■ Items from a figure collection
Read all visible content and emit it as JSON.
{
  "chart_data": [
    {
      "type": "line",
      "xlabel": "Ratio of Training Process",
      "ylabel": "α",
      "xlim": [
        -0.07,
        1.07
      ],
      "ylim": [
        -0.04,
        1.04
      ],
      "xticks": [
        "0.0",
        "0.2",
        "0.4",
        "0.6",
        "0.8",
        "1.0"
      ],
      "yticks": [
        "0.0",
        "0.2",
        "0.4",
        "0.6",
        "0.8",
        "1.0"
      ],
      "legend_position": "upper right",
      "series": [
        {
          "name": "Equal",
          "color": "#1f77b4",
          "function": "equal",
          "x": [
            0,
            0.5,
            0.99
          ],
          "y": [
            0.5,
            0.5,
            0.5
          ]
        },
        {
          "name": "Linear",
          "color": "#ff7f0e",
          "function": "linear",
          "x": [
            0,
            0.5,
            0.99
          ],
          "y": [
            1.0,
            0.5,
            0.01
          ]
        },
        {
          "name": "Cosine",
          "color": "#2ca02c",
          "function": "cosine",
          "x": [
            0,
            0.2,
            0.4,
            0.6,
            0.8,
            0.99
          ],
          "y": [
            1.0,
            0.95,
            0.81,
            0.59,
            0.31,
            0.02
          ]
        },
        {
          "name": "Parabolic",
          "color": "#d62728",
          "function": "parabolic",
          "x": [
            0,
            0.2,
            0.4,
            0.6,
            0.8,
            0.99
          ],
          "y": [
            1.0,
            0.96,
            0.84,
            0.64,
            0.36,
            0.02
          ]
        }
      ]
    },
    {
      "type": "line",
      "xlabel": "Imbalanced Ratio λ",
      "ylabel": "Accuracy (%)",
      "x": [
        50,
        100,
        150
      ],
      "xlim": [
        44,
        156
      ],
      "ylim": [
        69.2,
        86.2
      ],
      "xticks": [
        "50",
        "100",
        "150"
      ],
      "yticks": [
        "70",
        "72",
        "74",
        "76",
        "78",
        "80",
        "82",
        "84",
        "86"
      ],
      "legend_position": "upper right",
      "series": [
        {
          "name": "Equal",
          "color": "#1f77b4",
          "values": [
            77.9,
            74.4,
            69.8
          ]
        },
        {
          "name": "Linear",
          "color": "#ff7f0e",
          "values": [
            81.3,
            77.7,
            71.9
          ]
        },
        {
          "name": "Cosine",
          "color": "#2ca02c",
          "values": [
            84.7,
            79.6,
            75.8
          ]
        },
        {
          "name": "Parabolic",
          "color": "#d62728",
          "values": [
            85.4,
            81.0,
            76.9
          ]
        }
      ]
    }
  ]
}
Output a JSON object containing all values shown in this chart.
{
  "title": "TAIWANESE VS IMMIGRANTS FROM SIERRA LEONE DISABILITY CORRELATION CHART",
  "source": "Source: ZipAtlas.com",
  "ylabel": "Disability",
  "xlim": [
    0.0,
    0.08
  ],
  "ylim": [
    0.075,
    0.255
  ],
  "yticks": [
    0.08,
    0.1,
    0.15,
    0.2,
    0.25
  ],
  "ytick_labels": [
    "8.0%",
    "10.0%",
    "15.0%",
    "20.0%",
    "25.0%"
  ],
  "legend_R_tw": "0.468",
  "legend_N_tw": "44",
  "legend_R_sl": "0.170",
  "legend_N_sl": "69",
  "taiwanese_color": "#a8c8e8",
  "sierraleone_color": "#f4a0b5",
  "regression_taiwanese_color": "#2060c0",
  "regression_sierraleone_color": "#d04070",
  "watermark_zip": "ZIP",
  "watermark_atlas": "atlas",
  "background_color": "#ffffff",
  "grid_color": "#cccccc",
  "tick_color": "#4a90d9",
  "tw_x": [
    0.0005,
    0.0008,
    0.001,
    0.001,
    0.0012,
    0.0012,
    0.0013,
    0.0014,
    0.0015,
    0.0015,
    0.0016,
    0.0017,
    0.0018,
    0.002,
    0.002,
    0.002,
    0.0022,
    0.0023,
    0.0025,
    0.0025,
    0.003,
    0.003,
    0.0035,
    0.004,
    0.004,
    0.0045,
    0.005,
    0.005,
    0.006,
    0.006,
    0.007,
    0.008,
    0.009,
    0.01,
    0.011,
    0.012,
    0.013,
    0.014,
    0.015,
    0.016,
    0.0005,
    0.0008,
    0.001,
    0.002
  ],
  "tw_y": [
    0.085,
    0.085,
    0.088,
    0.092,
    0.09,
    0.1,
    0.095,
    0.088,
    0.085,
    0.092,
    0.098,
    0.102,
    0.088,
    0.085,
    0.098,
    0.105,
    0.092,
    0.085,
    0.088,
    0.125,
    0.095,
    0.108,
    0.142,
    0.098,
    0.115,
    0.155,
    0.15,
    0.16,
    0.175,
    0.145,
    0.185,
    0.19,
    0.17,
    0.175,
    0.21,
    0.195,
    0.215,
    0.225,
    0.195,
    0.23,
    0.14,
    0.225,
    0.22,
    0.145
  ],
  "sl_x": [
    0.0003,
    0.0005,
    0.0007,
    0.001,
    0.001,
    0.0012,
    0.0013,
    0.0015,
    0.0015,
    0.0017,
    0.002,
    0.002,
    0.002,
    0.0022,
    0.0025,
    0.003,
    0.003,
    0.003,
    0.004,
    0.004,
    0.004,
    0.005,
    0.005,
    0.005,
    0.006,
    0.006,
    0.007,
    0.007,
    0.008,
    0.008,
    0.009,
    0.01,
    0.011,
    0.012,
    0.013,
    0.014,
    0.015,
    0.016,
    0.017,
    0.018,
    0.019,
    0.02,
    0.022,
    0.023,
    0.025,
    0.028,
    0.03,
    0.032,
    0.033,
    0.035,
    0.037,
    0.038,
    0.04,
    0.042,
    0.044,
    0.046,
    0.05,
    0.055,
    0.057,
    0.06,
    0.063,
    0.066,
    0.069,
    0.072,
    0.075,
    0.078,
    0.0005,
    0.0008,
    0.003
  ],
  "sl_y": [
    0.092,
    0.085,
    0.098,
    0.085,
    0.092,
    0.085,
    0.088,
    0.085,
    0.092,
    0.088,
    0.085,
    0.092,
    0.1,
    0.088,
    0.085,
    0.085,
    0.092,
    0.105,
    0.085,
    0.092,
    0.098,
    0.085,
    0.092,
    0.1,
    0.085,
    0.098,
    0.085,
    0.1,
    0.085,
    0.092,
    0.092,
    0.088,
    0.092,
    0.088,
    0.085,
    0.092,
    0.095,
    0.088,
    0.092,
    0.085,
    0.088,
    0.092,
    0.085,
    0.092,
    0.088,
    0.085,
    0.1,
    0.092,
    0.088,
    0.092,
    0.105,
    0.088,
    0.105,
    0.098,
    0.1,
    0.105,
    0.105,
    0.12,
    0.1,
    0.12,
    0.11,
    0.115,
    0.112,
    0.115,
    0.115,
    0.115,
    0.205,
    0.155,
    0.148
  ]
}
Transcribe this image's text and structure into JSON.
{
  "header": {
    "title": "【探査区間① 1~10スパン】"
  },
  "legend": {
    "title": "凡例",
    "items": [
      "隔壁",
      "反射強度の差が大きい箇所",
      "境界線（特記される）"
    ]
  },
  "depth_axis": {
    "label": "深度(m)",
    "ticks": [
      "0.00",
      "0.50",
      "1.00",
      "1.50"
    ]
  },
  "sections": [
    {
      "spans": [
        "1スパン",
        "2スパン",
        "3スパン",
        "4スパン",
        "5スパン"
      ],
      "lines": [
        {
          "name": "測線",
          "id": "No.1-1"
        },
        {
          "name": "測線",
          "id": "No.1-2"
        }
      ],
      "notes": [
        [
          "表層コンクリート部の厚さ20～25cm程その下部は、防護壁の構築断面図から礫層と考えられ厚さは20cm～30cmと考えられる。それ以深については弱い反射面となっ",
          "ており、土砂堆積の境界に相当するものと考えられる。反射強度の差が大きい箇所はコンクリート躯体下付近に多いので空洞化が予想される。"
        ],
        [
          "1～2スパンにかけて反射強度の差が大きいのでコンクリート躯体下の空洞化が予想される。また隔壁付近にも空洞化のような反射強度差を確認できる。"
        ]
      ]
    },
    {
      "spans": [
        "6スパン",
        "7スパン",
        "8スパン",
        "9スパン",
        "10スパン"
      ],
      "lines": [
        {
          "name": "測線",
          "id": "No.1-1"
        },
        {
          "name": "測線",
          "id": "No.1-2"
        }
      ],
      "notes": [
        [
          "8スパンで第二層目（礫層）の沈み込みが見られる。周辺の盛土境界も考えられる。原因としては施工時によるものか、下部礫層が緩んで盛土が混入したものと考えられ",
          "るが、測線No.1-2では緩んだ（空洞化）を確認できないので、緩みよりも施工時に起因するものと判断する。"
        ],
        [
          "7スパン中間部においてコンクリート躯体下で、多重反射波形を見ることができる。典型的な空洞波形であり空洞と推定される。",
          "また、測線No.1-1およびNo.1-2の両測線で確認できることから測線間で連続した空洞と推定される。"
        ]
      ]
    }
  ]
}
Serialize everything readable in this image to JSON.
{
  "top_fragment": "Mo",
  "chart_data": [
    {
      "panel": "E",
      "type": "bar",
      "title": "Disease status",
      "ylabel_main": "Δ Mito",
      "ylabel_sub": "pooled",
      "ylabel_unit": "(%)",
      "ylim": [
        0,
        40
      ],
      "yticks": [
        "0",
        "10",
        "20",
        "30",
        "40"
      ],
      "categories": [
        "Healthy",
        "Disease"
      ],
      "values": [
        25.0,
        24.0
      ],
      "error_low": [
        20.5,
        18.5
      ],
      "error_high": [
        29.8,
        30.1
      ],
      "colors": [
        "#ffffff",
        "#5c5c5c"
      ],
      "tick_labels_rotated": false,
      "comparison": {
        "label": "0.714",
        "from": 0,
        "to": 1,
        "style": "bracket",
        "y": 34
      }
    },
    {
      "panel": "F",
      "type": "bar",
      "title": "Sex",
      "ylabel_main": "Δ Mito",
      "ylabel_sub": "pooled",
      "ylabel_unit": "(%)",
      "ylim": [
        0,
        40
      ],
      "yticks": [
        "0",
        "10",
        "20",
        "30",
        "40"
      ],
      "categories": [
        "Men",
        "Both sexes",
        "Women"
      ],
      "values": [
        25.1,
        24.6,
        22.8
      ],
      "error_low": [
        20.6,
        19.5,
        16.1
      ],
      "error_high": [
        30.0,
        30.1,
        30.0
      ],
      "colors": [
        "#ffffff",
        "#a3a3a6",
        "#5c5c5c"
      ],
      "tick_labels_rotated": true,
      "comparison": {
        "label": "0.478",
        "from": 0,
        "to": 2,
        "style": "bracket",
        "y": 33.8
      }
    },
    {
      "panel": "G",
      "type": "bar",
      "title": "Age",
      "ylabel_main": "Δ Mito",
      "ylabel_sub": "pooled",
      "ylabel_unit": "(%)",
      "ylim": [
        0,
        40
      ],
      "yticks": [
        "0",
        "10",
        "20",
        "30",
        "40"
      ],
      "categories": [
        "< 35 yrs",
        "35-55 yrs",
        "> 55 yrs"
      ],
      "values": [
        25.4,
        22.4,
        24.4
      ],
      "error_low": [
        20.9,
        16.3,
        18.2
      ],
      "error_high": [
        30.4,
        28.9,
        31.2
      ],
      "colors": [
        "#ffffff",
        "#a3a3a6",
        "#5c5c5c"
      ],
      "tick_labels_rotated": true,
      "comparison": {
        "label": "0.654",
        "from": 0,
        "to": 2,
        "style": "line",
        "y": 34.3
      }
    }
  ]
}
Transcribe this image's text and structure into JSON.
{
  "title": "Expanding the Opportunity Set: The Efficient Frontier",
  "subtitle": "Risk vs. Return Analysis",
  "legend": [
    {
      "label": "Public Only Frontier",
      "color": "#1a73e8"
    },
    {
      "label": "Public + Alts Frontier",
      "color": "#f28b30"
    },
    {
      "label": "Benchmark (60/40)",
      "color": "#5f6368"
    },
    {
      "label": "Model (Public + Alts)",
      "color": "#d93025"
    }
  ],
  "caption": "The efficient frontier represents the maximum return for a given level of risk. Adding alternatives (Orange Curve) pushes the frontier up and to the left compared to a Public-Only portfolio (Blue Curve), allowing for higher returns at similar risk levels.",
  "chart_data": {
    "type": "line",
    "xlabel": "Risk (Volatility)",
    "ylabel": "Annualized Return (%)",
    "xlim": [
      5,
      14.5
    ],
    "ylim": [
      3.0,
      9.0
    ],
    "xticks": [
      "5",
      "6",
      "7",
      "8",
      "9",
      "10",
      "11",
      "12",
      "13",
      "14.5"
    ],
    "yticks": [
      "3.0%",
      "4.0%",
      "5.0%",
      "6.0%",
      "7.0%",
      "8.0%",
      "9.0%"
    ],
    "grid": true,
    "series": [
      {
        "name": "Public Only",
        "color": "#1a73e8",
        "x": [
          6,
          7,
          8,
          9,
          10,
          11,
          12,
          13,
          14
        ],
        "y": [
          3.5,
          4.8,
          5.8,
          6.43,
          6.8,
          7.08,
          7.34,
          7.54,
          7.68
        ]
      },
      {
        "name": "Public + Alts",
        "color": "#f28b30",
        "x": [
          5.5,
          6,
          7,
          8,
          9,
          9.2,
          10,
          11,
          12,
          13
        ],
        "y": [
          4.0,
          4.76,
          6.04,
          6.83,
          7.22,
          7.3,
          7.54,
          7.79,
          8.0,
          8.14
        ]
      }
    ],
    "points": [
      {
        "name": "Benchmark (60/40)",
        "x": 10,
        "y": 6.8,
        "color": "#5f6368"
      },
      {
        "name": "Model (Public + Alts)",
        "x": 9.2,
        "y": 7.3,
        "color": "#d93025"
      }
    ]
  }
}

■ DIRECTIONS FOR THIS TASK
In the material above, find each line that contains the word "Benchmark", and select it.

■ SOLVED EXERCISE
      "label": "Benchmark (60/40)",
        "name": "Benchmark (60/40)",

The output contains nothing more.